• **Given request**
All of the data that follows should be retyped exactly, please, except the pictures.

• **Stored data**
Begin

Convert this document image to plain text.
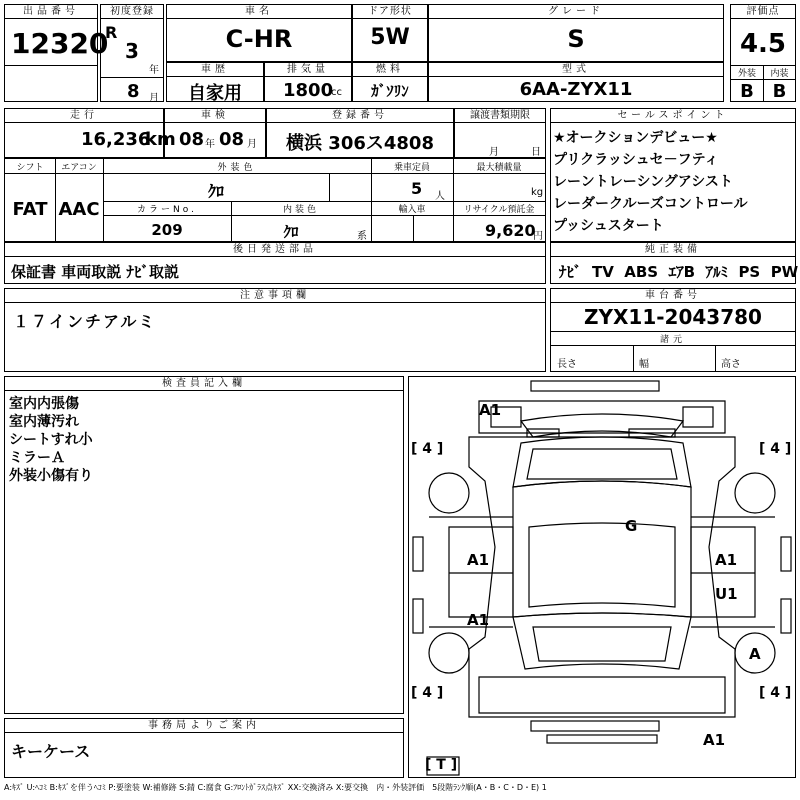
出品番号
12320
初度登録
R
3
年
8 月
車名
C-HR
ドア形状
5W
グレード
S
評価点
4.5
外装	内装
B	B
車歴
自家用
排気量
1800
cc
燃料
ｶﾞｿﾘﾝ
型式
6AA-ZYX11
走行
16,236
km
車検
08 年 08 月
登録番号
横浜 306ス4808
譲渡書類期限
月	日
シフト	エアコン	外装色	乗車定員	最大積載量
FAT AAC
ｸﾛ	5 人	kg
カラーNo.	内装色	輸入車	リサイクル預託金
209	ｸﾛ	系	9,620
円
後日発送部品
保証書 車両取説 ﾅﾋﾞ取説
セールスポイント
★オークションデビュー★
プリクラッシュセ－フティ
レーントレーシングアシスト
レーダークルーズコントロール
プッシュスタート
純正装備
ﾅﾋﾞ TV ABS ｴｱB ｱﾙﾐ PS PW
注意事項欄
１７インチアルミ
車台番号
ZYX11-2043780
諸元
長さ	幅	高さ
検査員記入欄
室内内張傷
室内薄汚れ
シートすれ小
ミラーＡ
外装小傷有り
事務局よりご案内
キーケース
A1
G
A1
A1
A1
U1
A
A1
[ 4 ]	[ 4 ]
[ 4 ]	[ 4 ]
[ T ]
A:ｷｽﾞ U:ﾍｺﾐ B:ｷｽﾞを伴うﾍｺﾐ P:要塗装 W:補修跡 S:錆 C:腐食 G:ﾌﾛﾝﾄｶﾞﾗｽ点ｷｽﾞ XX:交換済み X:要交換　内・外装評価　5段階ﾗﾝｸ順(A・B・C・D・E) 1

End

• **Solution for this exercise**
Convert this document image to plain text.
出品番号
12320
初度登録
R
3
年
8 月
車名
C-HR
ドア形状
5W
グレード
S
評価点
4.5
外装	内装
B	B
車歴
自家用
排気量
1800
cc
燃料
ｶﾞｿﾘﾝ
型式
6AA-ZYX11
走行
16,236
km
車検
08 年 08 月
登録番号
横浜 306ス4808
譲渡書類期限
月	日
シフト	エアコン	外装色	乗車定員	最大積載量
FAT AAC
ｸﾛ	5 人	kg
カラーNo.	内装色	輸入車	リサイクル預託金
209	ｸﾛ	系	9,620
円
後日発送部品
保証書 車両取説 ﾅﾋﾞ取説
セールスポイント
★オークションデビュー★
プリクラッシュセ－フティ
レーントレーシングアシスト
レーダークルーズコントロール
プッシュスタート
純正装備
ﾅﾋﾞ TV ABS ｴｱB ｱﾙﾐ PS PW
注意事項欄
１７インチアルミ
車台番号
ZYX11-2043780
諸元
長さ	幅	高さ
検査員記入欄
室内内張傷
室内薄汚れ
シートすれ小
ミラーＡ
外装小傷有り
事務局よりご案内
キーケース
A1
G
A1
A1
A1
U1
A
A1
[ 4 ]	[ 4 ]
[ 4 ]	[ 4 ]
[ T ]
A:ｷｽﾞ U:ﾍｺﾐ B:ｷｽﾞを伴うﾍｺﾐ P:要塗装 W:補修跡 S:錆 C:腐食 G:ﾌﾛﾝﾄｶﾞﾗｽ点ｷｽﾞ XX:交換済み X:要交換　内・外装評価　5段階ﾗﾝｸ順(A・B・C・D・E) 1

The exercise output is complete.